Bank size, complexity, and interconnectedness with other banks may inhibit the government's ability to resolve (wind down) the bank without significant disruption to the financial system or the economy, as occurred with the Lehman Brothers bankruptcy in September 2008. The risk of "too big to fail" entities increases the likelihood of a government bailout funded by taxpayer dollars.

The largest U.S. banks continue to grow larger while the concentration of bank assets increases. The six largest U.S. banks had assets of $9,576 billion as of year-end 2012, according to their 2012 annual reports (SEC Form 10-K). The top 5 U.S. banks had approximately 30% of the U.S. banking assets in 1998; this rose to 45% by 2008 and to 48% by 2010, before falling to 47% in 2011.

This concentration continued despite the subprime mortgage crisis and its aftermath. During March 2008, JPMorgan Chase acquired the investment bank, Bear Stearns. Bank of America acquired investment bank Merrill Lynch in September 2008. Wells Fargo acquired Wachovia in January 2009. Investment banks Goldman Sachs and Morgan Stanley obtained depository bank holding company charters, which gave them access to additional Federal Reserve credit lines.

Bank deposits for all U.S. banks ranged between approximately 60–70% of GDP from 1960 to 2006, then jumped during the crisis to a peak of nearly 84% in 2009 before falling to 77% by 2011.

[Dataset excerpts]
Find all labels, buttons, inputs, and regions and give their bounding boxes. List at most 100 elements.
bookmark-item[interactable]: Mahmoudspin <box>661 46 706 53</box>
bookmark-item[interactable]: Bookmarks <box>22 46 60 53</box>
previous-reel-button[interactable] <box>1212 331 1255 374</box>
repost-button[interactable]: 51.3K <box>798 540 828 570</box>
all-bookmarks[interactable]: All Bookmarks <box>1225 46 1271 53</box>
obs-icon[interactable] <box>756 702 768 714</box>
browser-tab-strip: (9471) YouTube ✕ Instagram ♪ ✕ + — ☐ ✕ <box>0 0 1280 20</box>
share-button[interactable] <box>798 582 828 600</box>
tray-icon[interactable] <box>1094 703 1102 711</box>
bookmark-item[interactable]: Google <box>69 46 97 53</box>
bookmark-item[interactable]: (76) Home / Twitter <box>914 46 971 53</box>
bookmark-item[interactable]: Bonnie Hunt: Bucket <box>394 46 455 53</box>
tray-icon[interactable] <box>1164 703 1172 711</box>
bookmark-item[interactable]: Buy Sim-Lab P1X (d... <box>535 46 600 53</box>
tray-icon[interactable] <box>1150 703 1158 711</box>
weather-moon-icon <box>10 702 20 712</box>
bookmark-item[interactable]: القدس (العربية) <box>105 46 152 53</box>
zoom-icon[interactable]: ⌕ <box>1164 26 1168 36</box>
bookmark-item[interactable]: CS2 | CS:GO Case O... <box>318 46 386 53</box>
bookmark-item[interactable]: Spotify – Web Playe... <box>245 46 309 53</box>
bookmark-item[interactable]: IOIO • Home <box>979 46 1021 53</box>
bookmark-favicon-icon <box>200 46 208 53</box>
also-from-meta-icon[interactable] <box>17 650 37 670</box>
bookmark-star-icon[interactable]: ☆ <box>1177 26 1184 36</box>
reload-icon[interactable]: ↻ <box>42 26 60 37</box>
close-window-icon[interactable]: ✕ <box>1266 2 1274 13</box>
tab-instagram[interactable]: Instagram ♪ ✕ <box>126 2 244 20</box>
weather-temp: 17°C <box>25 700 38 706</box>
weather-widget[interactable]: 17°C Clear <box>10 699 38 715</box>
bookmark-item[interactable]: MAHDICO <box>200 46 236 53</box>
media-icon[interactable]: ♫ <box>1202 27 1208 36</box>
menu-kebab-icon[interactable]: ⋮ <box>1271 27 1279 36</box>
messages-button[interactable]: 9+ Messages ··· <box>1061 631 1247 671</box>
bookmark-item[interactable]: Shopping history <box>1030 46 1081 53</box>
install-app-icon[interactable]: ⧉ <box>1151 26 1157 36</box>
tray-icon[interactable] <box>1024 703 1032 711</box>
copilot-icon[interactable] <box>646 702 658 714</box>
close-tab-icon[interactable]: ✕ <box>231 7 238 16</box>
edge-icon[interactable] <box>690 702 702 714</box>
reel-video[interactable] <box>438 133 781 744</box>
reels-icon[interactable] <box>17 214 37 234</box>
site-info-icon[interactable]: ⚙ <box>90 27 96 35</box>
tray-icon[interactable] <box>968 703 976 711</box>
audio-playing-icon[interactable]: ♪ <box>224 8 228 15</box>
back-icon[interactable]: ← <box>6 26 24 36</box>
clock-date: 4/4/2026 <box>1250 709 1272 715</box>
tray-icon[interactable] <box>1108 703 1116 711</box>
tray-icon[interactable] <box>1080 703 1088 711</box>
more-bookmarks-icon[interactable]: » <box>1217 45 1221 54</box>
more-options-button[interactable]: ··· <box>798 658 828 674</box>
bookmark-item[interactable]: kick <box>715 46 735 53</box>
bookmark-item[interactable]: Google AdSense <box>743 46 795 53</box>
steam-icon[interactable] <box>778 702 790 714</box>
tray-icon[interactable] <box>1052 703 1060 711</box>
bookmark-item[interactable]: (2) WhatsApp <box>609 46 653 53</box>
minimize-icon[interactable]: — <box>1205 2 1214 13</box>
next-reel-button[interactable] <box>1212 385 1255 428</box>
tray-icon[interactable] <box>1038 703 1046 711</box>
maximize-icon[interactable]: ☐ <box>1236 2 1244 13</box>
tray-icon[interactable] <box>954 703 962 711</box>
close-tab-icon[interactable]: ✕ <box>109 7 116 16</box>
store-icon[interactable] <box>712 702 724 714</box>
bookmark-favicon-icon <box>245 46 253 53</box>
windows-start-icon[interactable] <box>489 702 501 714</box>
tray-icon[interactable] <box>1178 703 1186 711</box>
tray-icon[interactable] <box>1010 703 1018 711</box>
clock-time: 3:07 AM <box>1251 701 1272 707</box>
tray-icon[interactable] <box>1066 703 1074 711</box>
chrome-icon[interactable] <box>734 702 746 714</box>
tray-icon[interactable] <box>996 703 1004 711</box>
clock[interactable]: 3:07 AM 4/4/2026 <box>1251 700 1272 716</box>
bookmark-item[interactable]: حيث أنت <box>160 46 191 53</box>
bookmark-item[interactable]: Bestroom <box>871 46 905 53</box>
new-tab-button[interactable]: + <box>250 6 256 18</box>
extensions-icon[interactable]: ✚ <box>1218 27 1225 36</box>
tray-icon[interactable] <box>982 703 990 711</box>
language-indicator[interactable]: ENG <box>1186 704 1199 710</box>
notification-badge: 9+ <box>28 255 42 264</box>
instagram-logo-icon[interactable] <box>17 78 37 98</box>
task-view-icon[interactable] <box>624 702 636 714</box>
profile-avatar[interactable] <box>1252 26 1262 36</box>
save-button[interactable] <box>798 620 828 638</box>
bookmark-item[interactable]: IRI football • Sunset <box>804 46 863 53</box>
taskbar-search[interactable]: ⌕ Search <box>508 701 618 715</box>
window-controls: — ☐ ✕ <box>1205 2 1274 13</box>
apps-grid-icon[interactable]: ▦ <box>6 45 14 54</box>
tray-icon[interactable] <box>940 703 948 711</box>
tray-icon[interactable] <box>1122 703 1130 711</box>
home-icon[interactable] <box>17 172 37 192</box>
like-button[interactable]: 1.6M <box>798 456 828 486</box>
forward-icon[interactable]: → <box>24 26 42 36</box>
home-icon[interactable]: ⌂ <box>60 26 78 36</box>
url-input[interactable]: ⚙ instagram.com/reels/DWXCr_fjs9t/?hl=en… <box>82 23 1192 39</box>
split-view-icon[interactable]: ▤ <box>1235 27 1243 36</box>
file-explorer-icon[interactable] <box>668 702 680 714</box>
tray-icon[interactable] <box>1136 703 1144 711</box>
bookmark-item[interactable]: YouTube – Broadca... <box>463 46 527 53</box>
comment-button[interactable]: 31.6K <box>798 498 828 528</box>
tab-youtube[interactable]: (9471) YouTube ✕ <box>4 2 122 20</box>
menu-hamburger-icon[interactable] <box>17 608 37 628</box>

■ REQUIREMENT 1
For each statement below, decide whether it agrees with the passage on U.S. bank concentration, answering yes or no and quoting the words of the passage that settle it. (a) Wells Fargo acquired Wachovia in January 2009. (b) The top 5 U.S. banks' share of U.S. banking assets kept rising through 2011. (c) Bank of America acquired Bear Stearns.
■ REQUIREMENT 2
Transcribe the stretch of the passage on U.S. bank concentration from "Bank size, complexity, and" through "by taxpayer dollars.".
■ REQUIREMENT 3
Finish out the next part of the passage on U.S. bank concentration, picking up after its final sentence.
These records have no connection to the passage on U.S. bank concentration.

■ WRITTEN RESPONSE 1
(a) Yes: "Wells Fargo acquired Wachovia in January 2009."
(b) No: "before falling to 47% in 2011."
(c) No: "JPMorgan Chase acquired the investment bank, Bear Stearns."

■ WRITTEN RESPONSE 2
Bank size, complexity, and interconnectedness with other banks may inhibit the government's ability to resolve (wind down) the bank without significant disruption to the financial system or the economy, as occurred with the Lehman Brothers bankruptcy in September 2008. The risk of "too big to fail" entities increases the likelihood of a government bailout funded by taxpayer dollars.

■ WRITTEN RESPONSE 3
The number of U.S. commercial and savings banks peaked at 14,495 in 1984; it fell to 6,532 by the end of 2010. The ten largest U.S. banks held nearly 50% of U.S. deposits as of 2011.

=== Implicit guarantee subsidy ===
Since the full amounts of deposits and debts of "too big to fail" banks are effectively guaranteed by the government, large depositors and investors view investments in these banks as safer than deposits at smaller banks. Therefore, large banks can pay lower interest rates to depositors and investors than small banks are obliged to pay.

In October 2009, Sheila Bair, at that time the Chairperson of the FDIC, commented:

Too big to fail' has become worse. It's become explicit when it was implicit before. It creates competitive disparities between large and small institutions, because everybody knows small institutions can fail. So it's more expensive for them to raise capital and secure funding." Research has shown that banking organizations are willing to pay an added premium for mergers that will put them over the asset sizes that are commonly viewed as the thresholds for being too big to fail.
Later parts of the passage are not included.